Problem statement:
With no word left out, write out the entire listing.

Provided records:
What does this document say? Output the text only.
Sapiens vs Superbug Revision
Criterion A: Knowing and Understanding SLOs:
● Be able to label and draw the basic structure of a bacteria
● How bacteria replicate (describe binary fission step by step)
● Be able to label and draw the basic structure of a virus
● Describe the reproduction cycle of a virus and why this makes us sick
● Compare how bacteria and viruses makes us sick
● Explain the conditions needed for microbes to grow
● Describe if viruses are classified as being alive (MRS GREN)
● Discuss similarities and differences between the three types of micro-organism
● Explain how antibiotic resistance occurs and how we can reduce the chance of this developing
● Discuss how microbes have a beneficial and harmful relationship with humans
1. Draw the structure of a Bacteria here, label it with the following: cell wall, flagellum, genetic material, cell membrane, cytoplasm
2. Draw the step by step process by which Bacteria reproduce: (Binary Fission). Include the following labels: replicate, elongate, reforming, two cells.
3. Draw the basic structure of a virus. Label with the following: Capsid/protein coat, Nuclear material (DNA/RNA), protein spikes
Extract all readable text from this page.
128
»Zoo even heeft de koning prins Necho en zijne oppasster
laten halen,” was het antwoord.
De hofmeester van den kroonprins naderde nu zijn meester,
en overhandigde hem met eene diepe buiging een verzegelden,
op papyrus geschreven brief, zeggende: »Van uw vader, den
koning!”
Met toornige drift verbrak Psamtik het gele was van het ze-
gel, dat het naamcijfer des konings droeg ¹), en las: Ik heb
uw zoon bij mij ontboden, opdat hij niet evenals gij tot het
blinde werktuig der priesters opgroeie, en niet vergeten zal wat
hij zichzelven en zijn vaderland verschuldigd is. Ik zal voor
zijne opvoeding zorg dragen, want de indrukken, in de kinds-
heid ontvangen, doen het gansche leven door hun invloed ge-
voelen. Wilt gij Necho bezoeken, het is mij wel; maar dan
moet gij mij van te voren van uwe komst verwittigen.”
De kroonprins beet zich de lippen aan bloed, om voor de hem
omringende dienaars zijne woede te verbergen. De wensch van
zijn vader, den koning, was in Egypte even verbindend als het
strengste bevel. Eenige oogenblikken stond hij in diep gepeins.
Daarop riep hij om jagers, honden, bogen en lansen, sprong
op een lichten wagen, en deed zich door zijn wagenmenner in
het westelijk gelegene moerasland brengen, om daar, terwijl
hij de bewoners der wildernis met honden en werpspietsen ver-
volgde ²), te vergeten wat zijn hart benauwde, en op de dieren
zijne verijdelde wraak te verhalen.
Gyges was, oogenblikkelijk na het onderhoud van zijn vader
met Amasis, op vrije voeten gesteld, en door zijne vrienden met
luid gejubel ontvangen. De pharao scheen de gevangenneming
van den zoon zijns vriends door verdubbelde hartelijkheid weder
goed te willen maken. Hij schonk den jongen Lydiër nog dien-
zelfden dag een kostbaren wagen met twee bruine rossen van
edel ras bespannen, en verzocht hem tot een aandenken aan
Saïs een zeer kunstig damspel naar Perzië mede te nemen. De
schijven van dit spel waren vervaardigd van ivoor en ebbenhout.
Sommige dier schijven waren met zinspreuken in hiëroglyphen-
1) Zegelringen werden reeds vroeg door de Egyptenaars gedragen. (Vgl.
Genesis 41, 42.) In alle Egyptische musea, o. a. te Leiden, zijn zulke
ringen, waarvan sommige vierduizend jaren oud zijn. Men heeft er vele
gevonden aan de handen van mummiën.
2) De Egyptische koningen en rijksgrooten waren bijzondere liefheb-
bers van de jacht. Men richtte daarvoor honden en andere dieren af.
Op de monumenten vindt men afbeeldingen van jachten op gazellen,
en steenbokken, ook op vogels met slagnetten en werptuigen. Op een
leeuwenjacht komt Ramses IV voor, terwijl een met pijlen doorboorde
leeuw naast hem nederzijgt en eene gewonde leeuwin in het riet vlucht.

Result below:
What does this document say? Output the text only.
Sapiens vs Superbug Revision
Criterion A: Knowing and Understanding SLOs:
● Be able to label and draw the basic structure of a bacteria
● How bacteria replicate (describe binary fission step by step)
● Be able to label and draw the basic structure of a virus
● Describe the reproduction cycle of a virus and why this makes us sick
● Compare how bacteria and viruses makes us sick
● Explain the conditions needed for microbes to grow
● Describe if viruses are classified as being alive (MRS GREN)
● Discuss similarities and differences between the three types of micro-organism
● Explain how antibiotic resistance occurs and how we can reduce the chance of this developing
● Discuss how microbes have a beneficial and harmful relationship with humans
1. Draw the structure of a Bacteria here, label it with the following: cell wall, flagellum, genetic material, cell membrane, cytoplasm
2. Draw the step by step process by which Bacteria reproduce: (Binary Fission). Include the following labels: replicate, elongate, reforming, two cells.
3. Draw the basic structure of a virus. Label with the following: Capsid/protein coat, Nuclear material (DNA/RNA), protein spikes
Extract all readable text from this page.
128
»Zoo even heeft de koning prins Necho en zijne oppasster
laten halen,” was het antwoord.
De hofmeester van den kroonprins naderde nu zijn meester,
en overhandigde hem met eene diepe buiging een verzegelden,
op papyrus geschreven brief, zeggende: »Van uw vader, den
koning!”
Met toornige drift verbrak Psamtik het gele was van het ze-
gel, dat het naamcijfer des konings droeg ¹), en las: Ik heb
uw zoon bij mij ontboden, opdat hij niet evenals gij tot het
blinde werktuig der priesters opgroeie, en niet vergeten zal wat
hij zichzelven en zijn vaderland verschuldigd is. Ik zal voor
zijne opvoeding zorg dragen, want de indrukken, in de kinds-
heid ontvangen, doen het gansche leven door hun invloed ge-
voelen. Wilt gij Necho bezoeken, het is mij wel; maar dan
moet gij mij van te voren van uwe komst verwittigen.”
De kroonprins beet zich de lippen aan bloed, om voor de hem
omringende dienaars zijne woede te verbergen. De wensch van
zijn vader, den koning, was in Egypte even verbindend als het
strengste bevel. Eenige oogenblikken stond hij in diep gepeins.
Daarop riep hij om jagers, honden, bogen en lansen, sprong
op een lichten wagen, en deed zich door zijn wagenmenner in
het westelijk gelegene moerasland brengen, om daar, terwijl
hij de bewoners der wildernis met honden en werpspietsen ver-
volgde ²), te vergeten wat zijn hart benauwde, en op de dieren
zijne verijdelde wraak te verhalen.
Gyges was, oogenblikkelijk na het onderhoud van zijn vader
met Amasis, op vrije voeten gesteld, en door zijne vrienden met
luid gejubel ontvangen. De pharao scheen de gevangenneming
van den zoon zijns vriends door verdubbelde hartelijkheid weder
goed te willen maken. Hij schonk den jongen Lydiër nog dien-
zelfden dag een kostbaren wagen met twee bruine rossen van
edel ras bespannen, en verzocht hem tot een aandenken aan
Saïs een zeer kunstig damspel naar Perzië mede te nemen. De
schijven van dit spel waren vervaardigd van ivoor en ebbenhout.
Sommige dier schijven waren met zinspreuken in hiëroglyphen-
1) Zegelringen werden reeds vroeg door de Egyptenaars gedragen. (Vgl.
Genesis 41, 42.) In alle Egyptische musea, o. a. te Leiden, zijn zulke
ringen, waarvan sommige vierduizend jaren oud zijn. Men heeft er vele
gevonden aan de handen van mummiën.
2) De Egyptische koningen en rijksgrooten waren bijzondere liefheb-
bers van de jacht. Men richtte daarvoor honden en andere dieren af.
Op de monumenten vindt men afbeeldingen van jachten op gazellen,
en steenbokken, ook op vogels met slagnetten en werptuigen. Op een
leeuwenjacht komt Ramses IV voor, terwijl een met pijlen doorboorde
leeuw naast hem nederzijgt en eene gewonde leeuwin in het riet vlucht.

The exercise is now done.